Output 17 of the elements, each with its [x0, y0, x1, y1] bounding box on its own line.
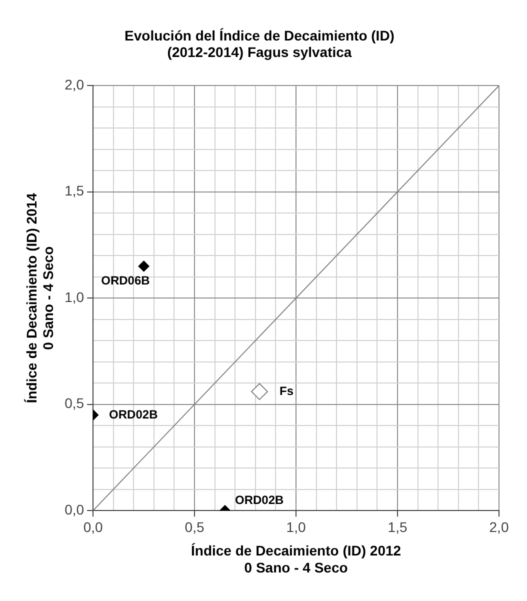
data-label: ORD06B — [101, 274, 150, 288]
y-tick-label: 0,0 — [64, 501, 84, 518]
chart-title: Evolución del Índice de Decaimiento (ID) (2012-2014) Fagus sylvatica — [124, 27, 394, 60]
y-tick-label: 0,5 — [64, 395, 84, 412]
data-label: ORD02B — [234, 492, 284, 507]
y-axis-title: Índice de Decaimiento (ID) 2014 0 Sano - 4 Seco — [23, 192, 56, 404]
x-tick-label: 0,0 — [83, 518, 104, 535]
x-tick-label: 1,5 — [388, 518, 408, 535]
x-tick-label: 0,5 — [184, 518, 204, 535]
x-tick-label: 1,0 — [286, 518, 306, 535]
data-label: Fs — [279, 384, 294, 398]
y-tick-label: 1,0 — [64, 288, 84, 305]
x-tick-label: 2,0 — [489, 518, 509, 535]
data-label: ORD02B — [109, 407, 158, 422]
y-tick-label: 1,5 — [64, 182, 84, 199]
y-tick-label: 2,0 — [64, 76, 84, 92]
x-axis-title: Índice de Decaimiento (ID) 2012 0 Sano - 4 Seco — [190, 542, 402, 576]
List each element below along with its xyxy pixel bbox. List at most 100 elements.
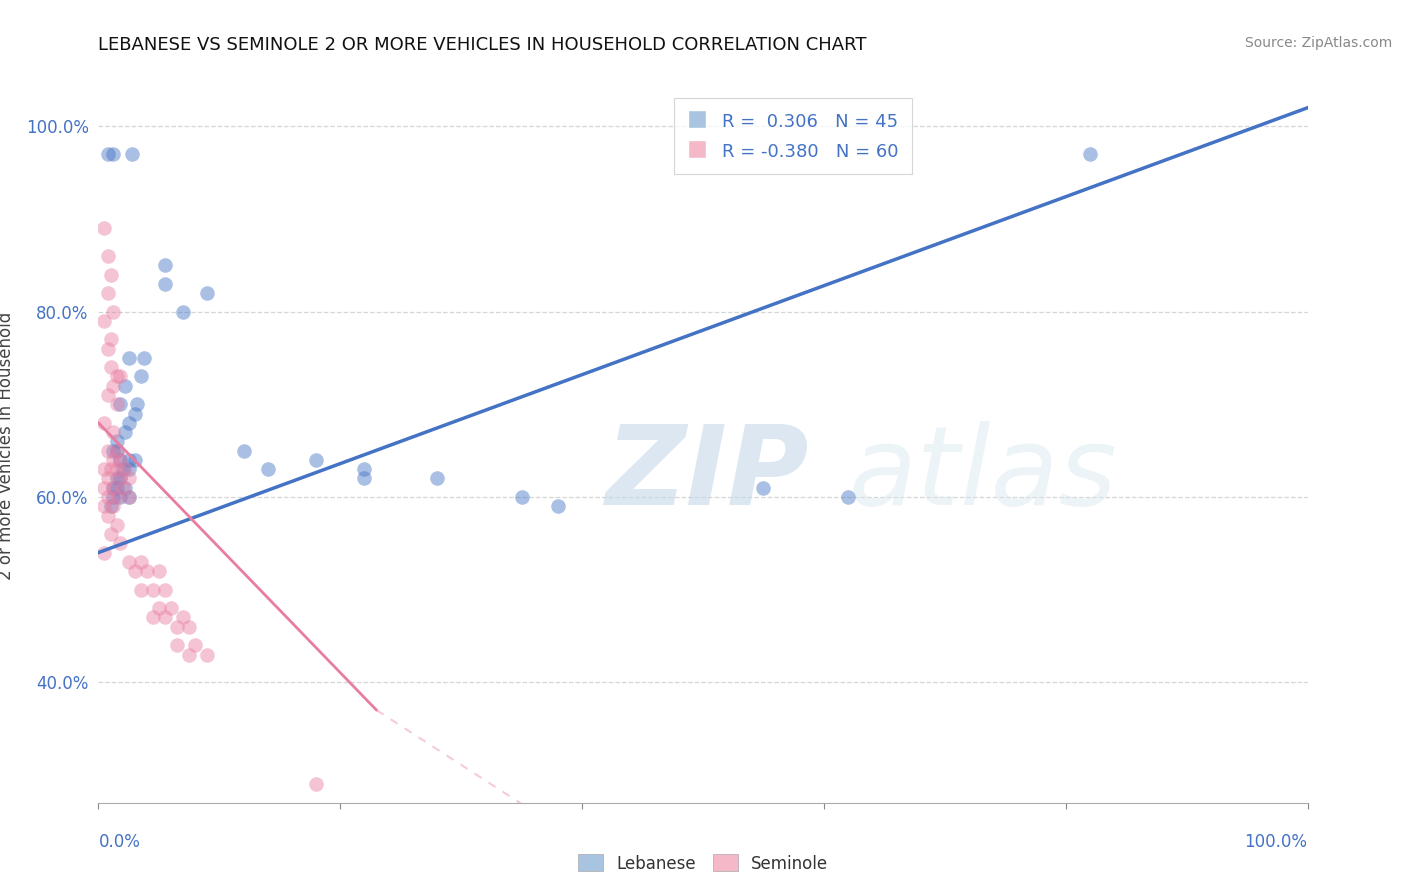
Point <box>195 648 218 662</box>
Text: Source: ZipAtlas.com: Source: ZipAtlas.com <box>1244 36 1392 50</box>
Point <box>100 462 122 476</box>
Point <box>105 471 128 485</box>
Text: atlas: atlas <box>848 421 1116 528</box>
Point <box>118 462 141 476</box>
Point <box>118 453 141 467</box>
Point <box>142 582 165 597</box>
Point <box>353 471 375 485</box>
Point <box>93 462 115 476</box>
Point <box>153 258 176 272</box>
Point <box>153 277 176 291</box>
Y-axis label: 2 or more Vehicles in Household: 2 or more Vehicles in Household <box>0 312 14 580</box>
Point <box>97 147 120 161</box>
Point <box>510 490 533 504</box>
Point <box>177 620 201 634</box>
Point <box>97 286 120 301</box>
Point <box>118 490 141 504</box>
Point <box>100 333 122 347</box>
Point <box>232 443 254 458</box>
Point <box>105 490 128 504</box>
Point <box>108 397 131 411</box>
Point <box>105 369 128 384</box>
Point <box>93 221 115 235</box>
Point <box>160 601 183 615</box>
Point <box>108 490 131 504</box>
Point <box>135 564 157 578</box>
Text: 0.0%: 0.0% <box>98 833 141 851</box>
Point <box>108 453 131 467</box>
Text: 100.0%: 100.0% <box>1244 833 1308 851</box>
Point <box>124 453 146 467</box>
Point <box>166 638 188 652</box>
Point <box>114 378 136 392</box>
Point <box>93 545 115 559</box>
Point <box>177 648 201 662</box>
Text: LEBANESE VS SEMINOLE 2 OR MORE VEHICLES IN HOUSEHOLD CORRELATION CHART: LEBANESE VS SEMINOLE 2 OR MORE VEHICLES … <box>98 36 868 54</box>
Point <box>97 490 120 504</box>
Point <box>97 443 120 458</box>
Legend: Lebanese, Seminole: Lebanese, Seminole <box>571 847 835 880</box>
Point <box>97 471 120 485</box>
Point <box>105 443 128 458</box>
Point <box>93 500 115 514</box>
Point <box>256 462 278 476</box>
Point <box>1078 147 1101 161</box>
Text: ZIP: ZIP <box>606 421 810 528</box>
Point <box>127 397 149 411</box>
Point <box>105 462 128 476</box>
Point <box>111 462 134 476</box>
Point <box>108 471 131 485</box>
Point <box>105 481 128 495</box>
Point <box>108 453 131 467</box>
Point <box>93 481 115 495</box>
Point <box>97 249 120 263</box>
Point <box>101 443 124 458</box>
Point <box>111 481 134 495</box>
Point <box>148 601 170 615</box>
Point <box>426 471 449 485</box>
Point <box>129 369 152 384</box>
Point <box>114 425 136 439</box>
Point <box>305 453 328 467</box>
Point <box>100 268 122 282</box>
Point <box>752 481 775 495</box>
Point <box>101 453 124 467</box>
Point <box>153 582 176 597</box>
Point <box>118 490 141 504</box>
Point <box>305 777 328 791</box>
Point <box>97 508 120 523</box>
Point <box>97 342 120 356</box>
Point <box>142 610 165 624</box>
Point <box>118 555 141 569</box>
Point <box>101 481 124 495</box>
Point <box>172 610 194 624</box>
Point <box>184 638 207 652</box>
Point <box>97 388 120 402</box>
Point <box>118 416 141 430</box>
Point <box>101 425 124 439</box>
Point <box>148 564 170 578</box>
Point <box>105 434 128 449</box>
Point <box>100 360 122 375</box>
Point <box>114 481 136 495</box>
Point <box>108 536 131 550</box>
Point <box>105 517 128 532</box>
Point <box>837 490 859 504</box>
Point <box>100 500 122 514</box>
Point <box>114 462 136 476</box>
Point <box>121 147 143 161</box>
Point <box>195 286 218 301</box>
Point <box>93 314 115 328</box>
Point <box>100 527 122 541</box>
Point <box>108 369 131 384</box>
Point <box>118 351 141 365</box>
Point <box>105 443 128 458</box>
Point <box>101 304 124 318</box>
Point <box>101 490 124 504</box>
Point <box>129 555 152 569</box>
Point <box>108 471 131 485</box>
Point <box>153 610 176 624</box>
Point <box>353 462 375 476</box>
Legend: R =  0.306   N = 45, R = -0.380   N = 60: R = 0.306 N = 45, R = -0.380 N = 60 <box>673 98 911 174</box>
Point <box>166 620 188 634</box>
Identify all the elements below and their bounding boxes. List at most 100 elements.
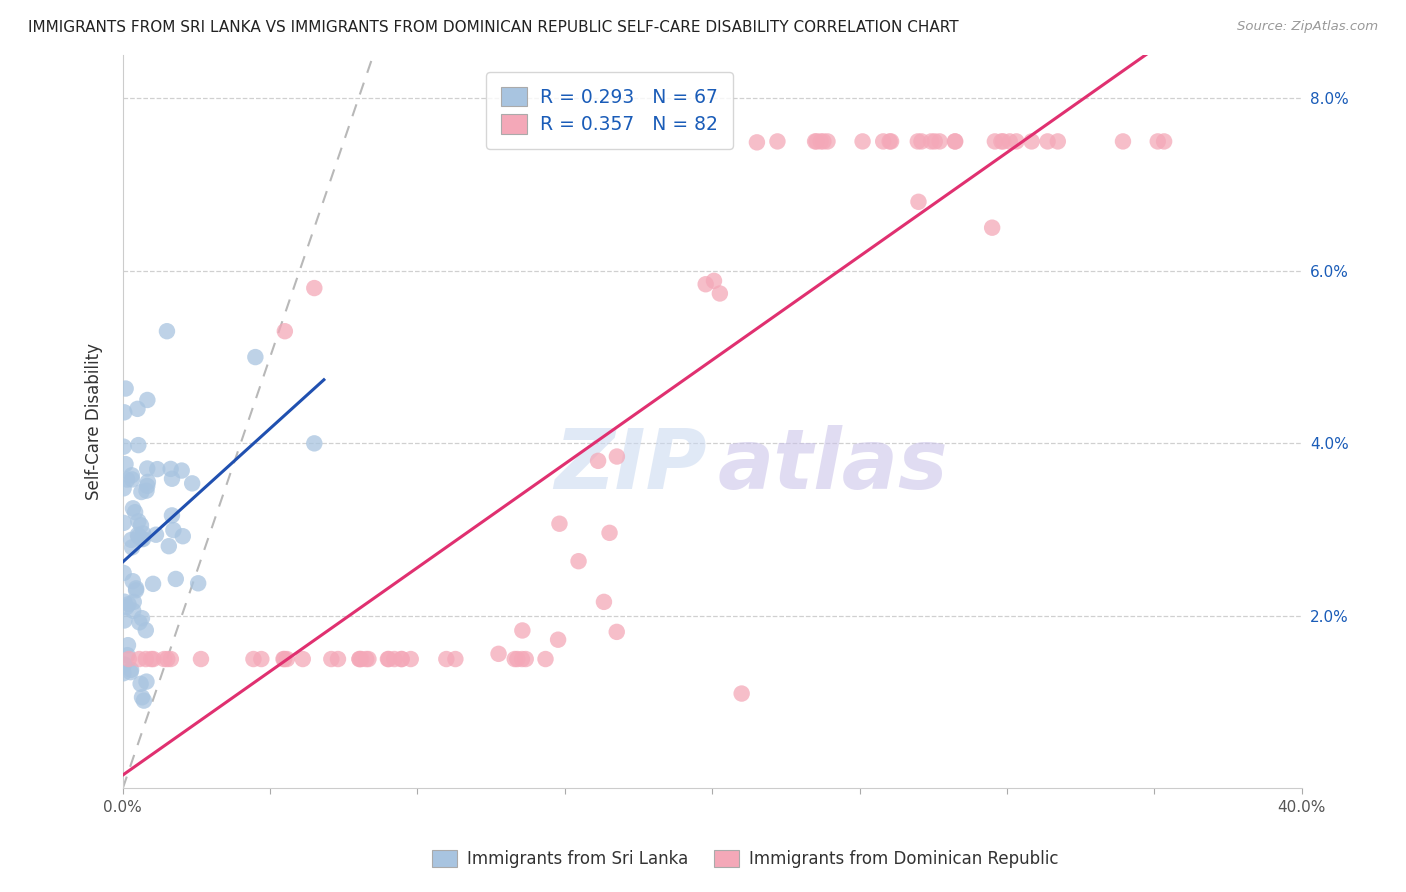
Point	[135, 624, 157, 638]
Point	[745, 136, 768, 150]
Point	[586, 454, 609, 468]
Point	[984, 135, 1007, 149]
Point	[122, 501, 145, 516]
Point	[907, 194, 929, 209]
Point	[170, 464, 193, 478]
Point	[187, 576, 209, 591]
Point	[125, 583, 148, 598]
Text: ZIP: ZIP	[554, 425, 706, 507]
Point	[515, 652, 537, 666]
Point	[920, 135, 942, 149]
Point	[135, 674, 157, 689]
Point	[981, 220, 1004, 235]
Point	[274, 324, 297, 338]
Point	[730, 687, 752, 701]
Point	[304, 281, 326, 295]
Point	[1112, 135, 1135, 149]
Point	[879, 135, 901, 149]
Point	[548, 516, 571, 531]
Point	[910, 135, 932, 149]
Point	[245, 350, 267, 364]
Point	[159, 652, 181, 666]
Y-axis label: Self-Care Disability: Self-Care Disability	[86, 343, 103, 500]
Point	[943, 135, 966, 149]
Point	[127, 438, 149, 452]
Text: Source: ZipAtlas.com: Source: ZipAtlas.com	[1237, 20, 1378, 33]
Point	[399, 652, 422, 666]
Point	[120, 665, 142, 680]
Point	[872, 135, 894, 149]
Point	[121, 472, 143, 486]
Point	[503, 652, 526, 666]
Text: IMMIGRANTS FROM SRI LANKA VS IMMIGRANTS FROM DOMINICAN REPUBLIC SELF-CARE DISABI: IMMIGRANTS FROM SRI LANKA VS IMMIGRANTS …	[28, 20, 959, 35]
Point	[132, 693, 155, 707]
Point	[534, 652, 557, 666]
Point	[813, 135, 835, 149]
Point	[156, 652, 179, 666]
Point	[276, 652, 298, 666]
Point	[132, 532, 155, 546]
Point	[389, 652, 412, 666]
Point	[547, 632, 569, 647]
Point	[506, 652, 529, 666]
Point	[117, 638, 139, 652]
Point	[990, 135, 1012, 149]
Point	[606, 450, 628, 464]
Point	[599, 525, 621, 540]
Point	[112, 566, 135, 580]
Point	[131, 485, 153, 500]
Point	[115, 600, 138, 615]
Point	[112, 614, 135, 628]
Point	[120, 663, 142, 677]
Point	[135, 483, 157, 498]
Point	[162, 523, 184, 537]
Point	[291, 652, 314, 666]
Point	[122, 595, 145, 609]
Point	[695, 277, 717, 292]
Point	[128, 615, 150, 630]
Point	[377, 652, 399, 666]
Point	[567, 554, 589, 568]
Point	[165, 572, 187, 586]
Point	[136, 479, 159, 493]
Point	[136, 461, 159, 475]
Point	[703, 274, 725, 288]
Point	[181, 476, 204, 491]
Point	[354, 652, 377, 666]
Point	[512, 624, 534, 638]
Point	[817, 135, 839, 149]
Point	[127, 401, 149, 416]
Point	[118, 652, 141, 666]
Point	[127, 514, 149, 528]
Point	[129, 518, 152, 533]
Point	[136, 392, 159, 407]
Point	[350, 652, 373, 666]
Point	[127, 528, 149, 542]
Point	[924, 135, 946, 149]
Point	[1005, 135, 1028, 149]
Point	[810, 135, 832, 149]
Point	[124, 505, 146, 519]
Point	[120, 533, 142, 547]
Point	[349, 652, 371, 666]
Point	[157, 539, 180, 553]
Point	[127, 530, 149, 544]
Point	[121, 468, 143, 483]
Point	[145, 527, 167, 541]
Point	[117, 597, 139, 611]
Point	[391, 652, 413, 666]
Point	[851, 135, 873, 149]
Point	[112, 516, 135, 530]
Point	[806, 135, 828, 149]
Point	[488, 647, 510, 661]
Point	[357, 652, 380, 666]
Point	[321, 652, 343, 666]
Point	[141, 652, 163, 666]
Point	[112, 440, 135, 454]
Point	[242, 652, 264, 666]
Point	[136, 475, 159, 489]
Point	[122, 604, 145, 618]
Point	[349, 652, 371, 666]
Point	[125, 582, 148, 596]
Point	[1146, 135, 1168, 149]
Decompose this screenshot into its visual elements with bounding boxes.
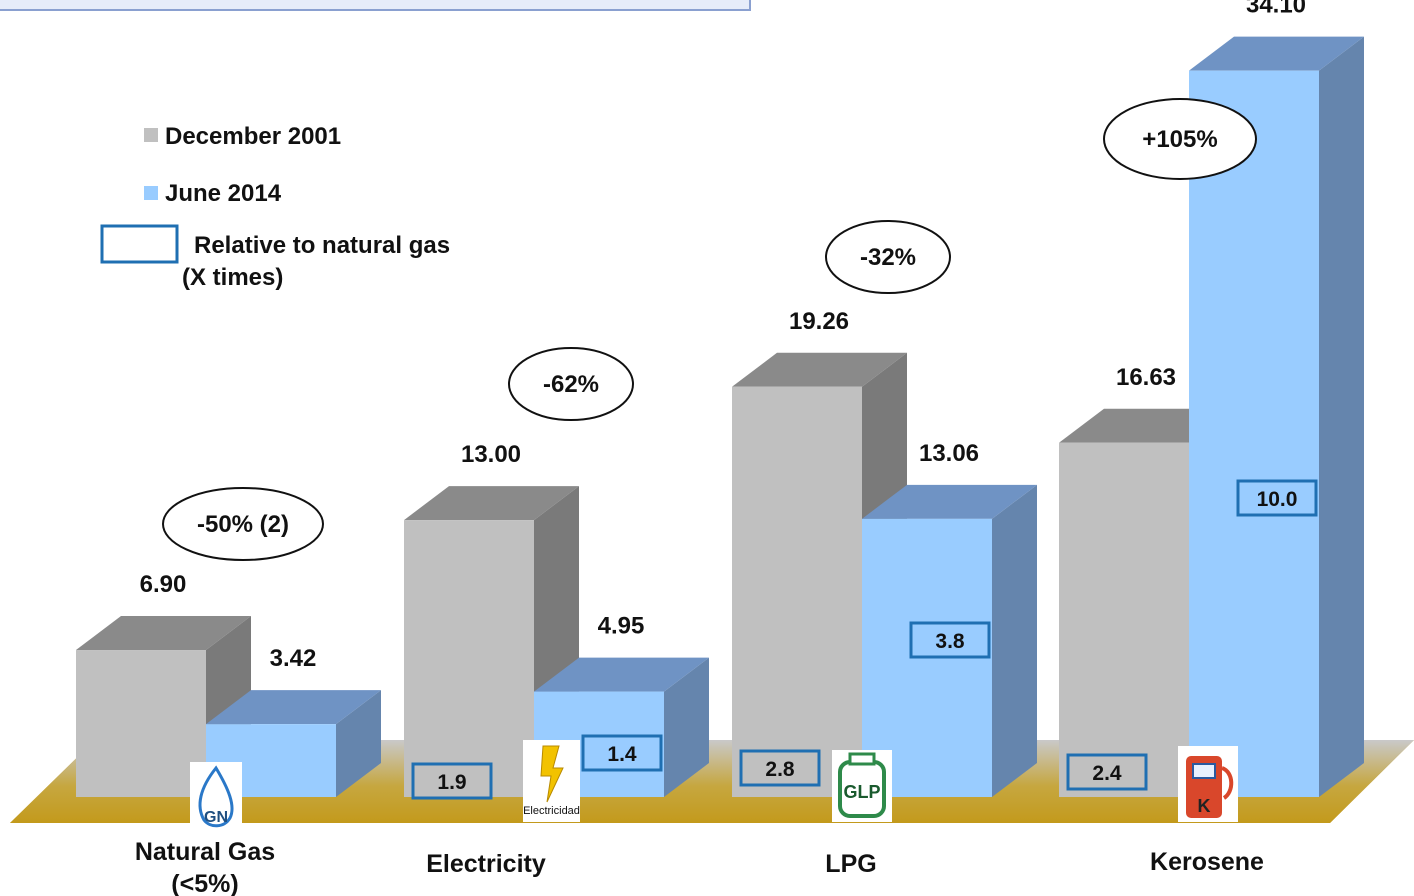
value-label-december-2001-1: 13.00 (461, 441, 521, 468)
category-label-1: Electricity (426, 850, 546, 878)
value-label-december-2001-2: 19.26 (789, 308, 849, 335)
svg-text:2.8: 2.8 (765, 758, 795, 781)
category-label-0-line2: (<5%) (171, 870, 238, 896)
value-label-june-2014-0: 3.42 (270, 645, 317, 672)
ratio-box-december-2001-2: 2.8 (739, 749, 821, 787)
svg-text:1.4: 1.4 (607, 743, 637, 766)
legend-box-swatch (100, 224, 179, 264)
legend-label-december-2001: December 2001 (165, 123, 341, 150)
svg-text:10.0: 10.0 (1257, 488, 1298, 511)
svg-text:-32%: -32% (860, 244, 916, 271)
ratio-box-june-2014-1: 1.4 (581, 734, 663, 772)
svg-text:3.8: 3.8 (935, 630, 965, 653)
value-label-june-2014-1: 4.95 (598, 613, 645, 640)
change-oval-1: -62% (508, 347, 634, 421)
value-label-june-2014-3: 34.10 (1246, 0, 1306, 19)
electricity-icon: Electricidad (523, 740, 580, 822)
natural-gas-icon: GN (190, 762, 242, 828)
svg-text:-62%: -62% (543, 371, 599, 398)
svg-text:K: K (1198, 796, 1211, 816)
legend-swatch-december-2001 (144, 128, 158, 142)
value-label-december-2001-0: 6.90 (140, 571, 187, 598)
legend: December 2001 June 2014 Relative to natu… (100, 123, 450, 291)
value-labels-layer: 6.90 13.00 19.26 16.63 3.42 4.95 13.06 34.10 (140, 0, 1306, 672)
title-box-fragment (0, 0, 751, 11)
kerosene-icon: K (1178, 746, 1238, 822)
ratio-box-june-2014-2: 3.8 (909, 621, 991, 659)
category-label-0: Natural Gas (135, 838, 275, 866)
change-ovals-layer: -50% (2) -62% -32% +105% (162, 98, 1257, 561)
category-labels-layer: Natural Gas (<5%) Electricity LPG Kerosene (135, 838, 1264, 896)
ratio-box-december-2001-1: 1.9 (411, 762, 493, 800)
change-oval-2: -32% (825, 220, 951, 294)
icons-layer: GN Electricidad GLP K (190, 740, 1238, 828)
legend-label-june-2014: June 2014 (165, 180, 282, 207)
svg-text:GLP: GLP (843, 782, 880, 802)
change-oval-3: +105% (1103, 98, 1257, 180)
legend-box-label: Relative to natural gas (194, 232, 450, 259)
svg-text:1.9: 1.9 (437, 771, 466, 794)
category-label-3: Kerosene (1150, 848, 1264, 876)
svg-text:-50% (2): -50% (2) (197, 511, 289, 538)
legend-box-label-unit: (X times) (182, 264, 283, 291)
ratio-box-june-2014-3: 10.0 (1236, 479, 1318, 517)
category-label-2: LPG (825, 850, 876, 878)
value-label-december-2001-3: 16.63 (1116, 364, 1176, 391)
legend-swatch-june-2014 (144, 186, 158, 200)
change-oval-0: -50% (2) (162, 487, 324, 561)
svg-text:GN: GN (204, 809, 228, 826)
svg-text:2.4: 2.4 (1092, 762, 1122, 785)
svg-text:Electricidad: Electricidad (523, 805, 580, 817)
svg-text:+105%: +105% (1142, 126, 1217, 153)
bar-june-2014-3 (1189, 36, 1364, 798)
ratio-boxes-layer: 1.9 1.4 2.8 3.8 2.4 10.0 (411, 479, 1318, 800)
lpg-icon: GLP (832, 750, 892, 822)
ratio-box-december-2001-3: 2.4 (1066, 753, 1148, 791)
value-label-june-2014-2: 13.06 (919, 440, 979, 467)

------------

- CHALLENGE: Copy the stretch of the listing from the line containing "data-label: ORD06B — [101, 274, 150, 288]" through the line containing "y-tick-label: 0,5 — [64, 395, 84, 412]", reproducing each line exactly.

- FULL ANSWER:
data-label: ORD06B — [101, 274, 150, 288]
y-tick-label: 0,0 — [64, 501, 84, 518]
chart-title: Evolución del Índice de Decaimiento (ID) (2012-2014) Fagus sylvatica — [124, 27, 394, 60]
y-tick-label: 0,5 — [64, 395, 84, 412]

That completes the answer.